YOUR GOAL: Count the lines below that contain "name". Give only the number.

— BEGIN —

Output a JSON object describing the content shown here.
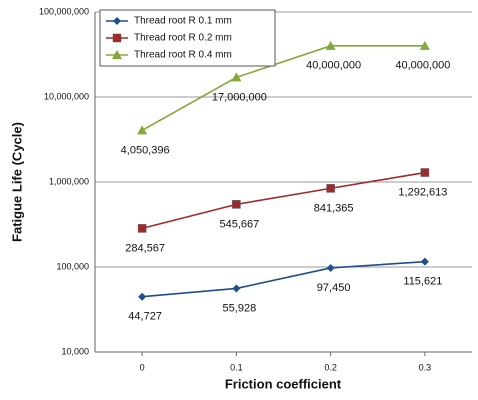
{
  "chart_data": {
    "type": "line",
    "y_label": "Fatigue Life (Cycle)",
    "x_label": "Friction coefficient",
    "x": [
      0,
      0.1,
      0.2,
      0.3
    ],
    "xlim": [
      -0.05,
      0.35
    ],
    "xticks": [
      0,
      0.1,
      0.2,
      0.3
    ],
    "ylim": [
      10000,
      100000000
    ],
    "y_scale": "log",
    "yticks": [
      {
        "value": 10000,
        "label": "10,000"
      },
      {
        "value": 100000,
        "label": "100,000"
      },
      {
        "value": 1000000,
        "label": "1,000,000"
      },
      {
        "value": 10000000,
        "label": "10,000,000"
      },
      {
        "value": 100000000,
        "label": "100,000,000"
      }
    ],
    "grid": true,
    "legend": "top-left",
    "series": [
      {
        "name": "Thread root R 0.1 mm",
        "color": "#1f4e8c",
        "marker": "diamond",
        "values": [
          44727,
          55928,
          97450,
          115621
        ],
        "value_labels": [
          "44,727",
          "55,928",
          "97,450",
          "115,621"
        ]
      },
      {
        "name": "Thread root R 0.2 mm",
        "color": "#a3282b",
        "marker": "square",
        "values": [
          284567,
          545667,
          841365,
          1292613
        ],
        "value_labels": [
          "284,567",
          "545,667",
          "841,365",
          "1,292,613"
        ]
      },
      {
        "name": "Thread root R 0.4 mm",
        "color": "#86a83a",
        "marker": "triangle",
        "values": [
          4050396,
          17000000,
          40000000,
          40000000
        ],
        "value_labels": [
          "4,050,396",
          "17,000,000",
          "40,000,000",
          "40,000,000"
        ]
      }
    ]
  }
}
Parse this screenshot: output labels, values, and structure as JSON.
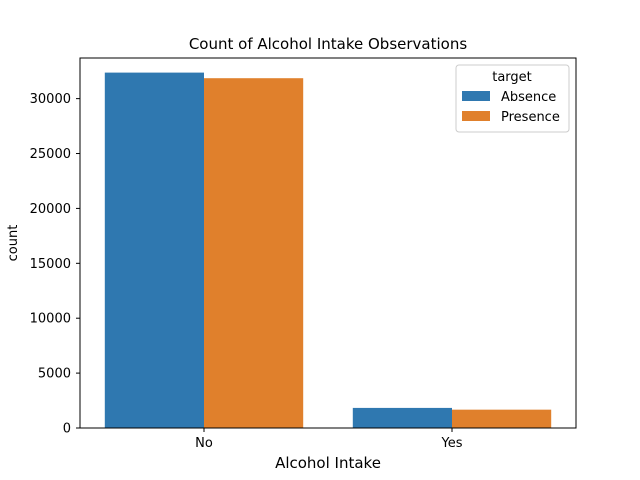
{
  "chart_data": {
    "type": "bar",
    "title": "Count of Alcohol Intake Observations",
    "xlabel": "Alcohol Intake",
    "ylabel": "count",
    "categories": [
      "No",
      "Yes"
    ],
    "series": [
      {
        "name": "Absence",
        "values": [
          32370,
          1830
        ],
        "color": "#2f78b0"
      },
      {
        "name": "Presence",
        "values": [
          31860,
          1670
        ],
        "color": "#e0802c"
      }
    ],
    "yticks": [
      0,
      5000,
      10000,
      15000,
      20000,
      25000,
      30000
    ],
    "ylim": [
      0,
      33700
    ],
    "legend": {
      "title": "target",
      "position": "top-right"
    },
    "grid": false
  }
}
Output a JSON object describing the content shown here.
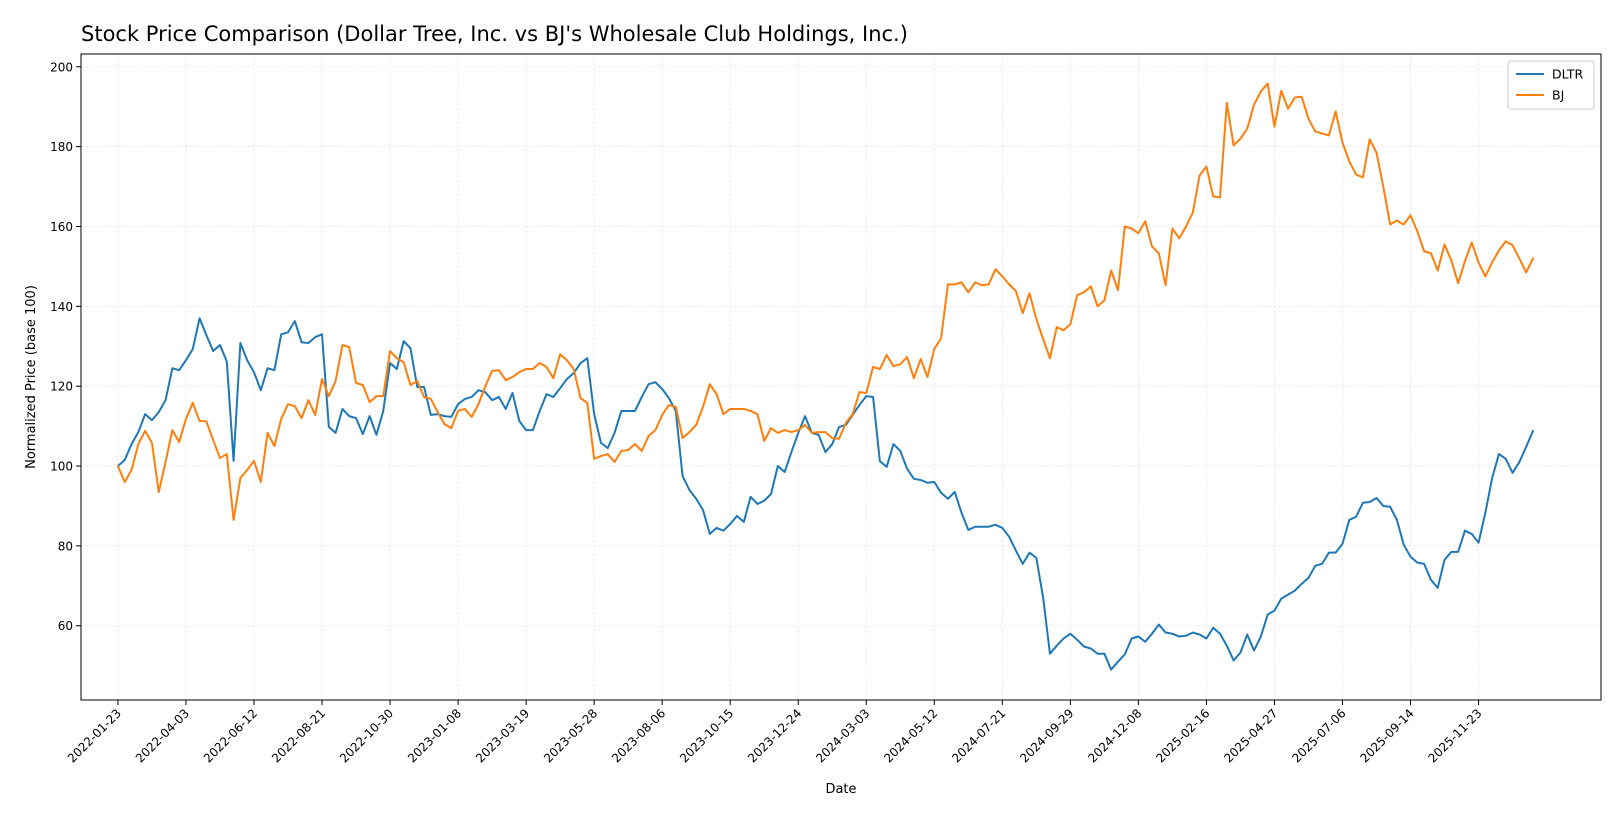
{
  "chart_data": {
    "type": "line",
    "title": "Stock Price Comparison (Dollar Tree, Inc. vs BJ's Wholesale Club Holdings, Inc.)",
    "xlabel": "Date",
    "ylabel": "Normalized Price (base 100)",
    "x_start": "2022-01-23",
    "x_step_days": 7,
    "xlim": [
      "2021-12-16",
      "2026-03-29"
    ],
    "ylim": [
      41.4,
      203.2
    ],
    "xticks": [
      "2022-01-23",
      "2022-04-03",
      "2022-06-12",
      "2022-08-21",
      "2022-10-30",
      "2023-01-08",
      "2023-03-19",
      "2023-05-28",
      "2023-08-06",
      "2023-10-15",
      "2023-12-24",
      "2024-03-03",
      "2024-05-12",
      "2024-07-21",
      "2024-09-29",
      "2024-12-08",
      "2025-02-16",
      "2025-04-27",
      "2025-07-06",
      "2025-09-14",
      "2025-11-23"
    ],
    "yticks": [
      60,
      80,
      100,
      120,
      140,
      160,
      180,
      200
    ],
    "grid": true,
    "legend": "top-right",
    "colors": {
      "DLTR": "#1f77b4",
      "BJ": "#ff7f0e"
    },
    "series": [
      {
        "name": "DLTR",
        "color": "#1f77b4",
        "values": [
          100,
          101.5,
          105.5,
          108.5,
          113,
          111.5,
          113.5,
          116.5,
          124.5,
          124,
          126.5,
          129.3,
          137,
          132.8,
          128.8,
          130.3,
          126.2,
          101.3,
          130.8,
          126.5,
          123.5,
          119,
          124.5,
          124,
          133,
          133.5,
          136.3,
          131,
          130.8,
          132.3,
          133,
          109.8,
          108.3,
          114.3,
          112.5,
          112,
          108,
          112.5,
          107.8,
          113.8,
          125.8,
          124.3,
          131.3,
          129.5,
          119.8,
          119.8,
          112.8,
          113,
          112.5,
          112.3,
          115.5,
          116.8,
          117.3,
          119,
          118.5,
          116.5,
          117.3,
          114.3,
          118.3,
          111.3,
          109,
          109,
          113.8,
          118,
          117.3,
          119.5,
          121.8,
          123.3,
          125.8,
          127,
          113,
          105.8,
          104.5,
          108.3,
          113.8,
          113.8,
          113.8,
          117.3,
          120.5,
          121,
          119.3,
          117,
          113.8,
          97.5,
          94,
          91.8,
          89,
          83,
          84.5,
          83.8,
          85.5,
          87.5,
          86,
          92.3,
          90.5,
          91.3,
          93,
          100,
          98.5,
          103.5,
          108.3,
          112.5,
          108.3,
          107.8,
          103.5,
          105.5,
          109.8,
          110.3,
          112.8,
          115.3,
          117.5,
          117.3,
          101.2,
          99.8,
          105.5,
          103.8,
          99.3,
          96.8,
          96.5,
          95.8,
          96,
          93.3,
          91.8,
          93.5,
          88.3,
          84,
          84.8,
          84.8,
          84.8,
          85.3,
          84.5,
          82.3,
          78.8,
          75.5,
          78.3,
          77,
          67,
          53,
          55,
          56.8,
          58,
          56.5,
          54.8,
          54.3,
          53,
          53,
          49,
          51,
          52.8,
          56.8,
          57.3,
          56,
          58,
          60.3,
          58.3,
          58,
          57.3,
          57.5,
          58.3,
          57.8,
          56.8,
          59.5,
          58,
          55,
          51.3,
          53.3,
          57.8,
          53.8,
          57.3,
          62.8,
          63.8,
          66.8,
          67.8,
          68.8,
          70.5,
          72,
          75,
          75.5,
          78.3,
          78.3,
          80.5,
          86.5,
          87.3,
          90.8,
          91,
          92,
          90,
          89.8,
          86.5,
          80.3,
          77.3,
          75.8,
          75.5,
          71.5,
          69.5,
          76.5,
          78.5,
          78.5,
          83.8,
          83,
          80.8,
          88.3,
          97,
          103,
          101.8,
          98.3,
          101,
          104.8,
          108.8
        ]
      },
      {
        "name": "BJ",
        "color": "#ff7f0e",
        "values": [
          100,
          96,
          99,
          105.5,
          108.8,
          105.8,
          93.5,
          101,
          109,
          106,
          111.8,
          115.8,
          111.3,
          111.2,
          106.5,
          102,
          103,
          86.5,
          97,
          99,
          101.3,
          96,
          108.3,
          105,
          111.8,
          115.5,
          115,
          112,
          116.5,
          112.8,
          121.8,
          117.5,
          121.3,
          130.3,
          129.8,
          120.8,
          120.3,
          116,
          117.5,
          117.5,
          128.8,
          127,
          126,
          120.3,
          121.3,
          117.3,
          116.8,
          113.5,
          110.5,
          109.5,
          113.8,
          114.3,
          112.3,
          115.5,
          120,
          123.8,
          124,
          121.5,
          122.3,
          123.5,
          124.3,
          124.3,
          125.8,
          124.8,
          122,
          128,
          126.5,
          124.3,
          117,
          115.8,
          101.8,
          102.5,
          103,
          101,
          103.8,
          104,
          105.5,
          103.8,
          107.5,
          109,
          112.8,
          115.3,
          114.8,
          107,
          108.5,
          110.3,
          114.8,
          120.5,
          118,
          113,
          114.3,
          114.3,
          114.3,
          113.8,
          113,
          106.3,
          109.5,
          108.3,
          109,
          108.5,
          109,
          110.3,
          108.3,
          108.5,
          108.5,
          107,
          106.8,
          110.8,
          113,
          118.5,
          118.3,
          124.8,
          124.3,
          127.8,
          125,
          125.5,
          127.3,
          122,
          126.8,
          122.3,
          129.3,
          132,
          145.5,
          145.5,
          146,
          143.5,
          146,
          145.3,
          145.5,
          149.3,
          147.5,
          145.5,
          143.8,
          138.3,
          143.3,
          136.8,
          131.8,
          127,
          134.8,
          134,
          135.5,
          142.8,
          143.5,
          145,
          140,
          141.5,
          149,
          144,
          160,
          159.5,
          158.3,
          161.3,
          155,
          153.3,
          145.3,
          159.5,
          157,
          160,
          163.5,
          172.8,
          175,
          167.5,
          167.3,
          191,
          180.3,
          182,
          184.5,
          190.5,
          193.8,
          195.8,
          185,
          194,
          189.5,
          192.3,
          192.5,
          187,
          183.8,
          183.3,
          182.8,
          188.8,
          181,
          176.3,
          173,
          172.3,
          181.8,
          178.5,
          170,
          160.5,
          161.5,
          160.5,
          162.8,
          158.8,
          153.8,
          153.3,
          149,
          155.5,
          151.5,
          145.8,
          151.3,
          156,
          151,
          147.5,
          151,
          154,
          156.3,
          155.3,
          152,
          148.5,
          152
        ]
      }
    ]
  }
}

— END —

SOLUTION: 7